YOUR TASK - Write the material out again exactly as it stands.

INPUT RECORDS -
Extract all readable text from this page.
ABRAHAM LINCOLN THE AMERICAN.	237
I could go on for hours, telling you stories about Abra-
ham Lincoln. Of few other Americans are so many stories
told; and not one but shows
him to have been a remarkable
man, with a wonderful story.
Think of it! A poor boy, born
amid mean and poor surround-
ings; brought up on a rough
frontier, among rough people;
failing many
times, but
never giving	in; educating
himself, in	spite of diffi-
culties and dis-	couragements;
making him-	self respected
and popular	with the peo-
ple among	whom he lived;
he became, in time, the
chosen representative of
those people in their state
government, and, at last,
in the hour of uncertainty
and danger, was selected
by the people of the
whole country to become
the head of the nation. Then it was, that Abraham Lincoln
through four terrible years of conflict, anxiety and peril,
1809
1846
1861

ANSWER IN FULL -
Extract all readable text from this page.
ABRAHAM LINCOLN THE AMERICAN.	237
I could go on for hours, telling you stories about Abra-
ham Lincoln. Of few other Americans are so many stories
told; and not one but shows
him to have been a remarkable
man, with a wonderful story.
Think of it! A poor boy, born
amid mean and poor surround-
ings; brought up on a rough
frontier, among rough people;
failing many
times, but
never giving	in; educating
himself, in	spite of diffi-
culties and dis-	couragements;
making him-	self respected
and popular	with the peo-
ple among	whom he lived;
he became, in time, the
chosen representative of
those people in their state
government, and, at last,
in the hour of uncertainty
and danger, was selected
by the people of the
whole country to become
the head of the nation. Then it was, that Abraham Lincoln
through four terrible years of conflict, anxiety and peril,
1809
1846
1861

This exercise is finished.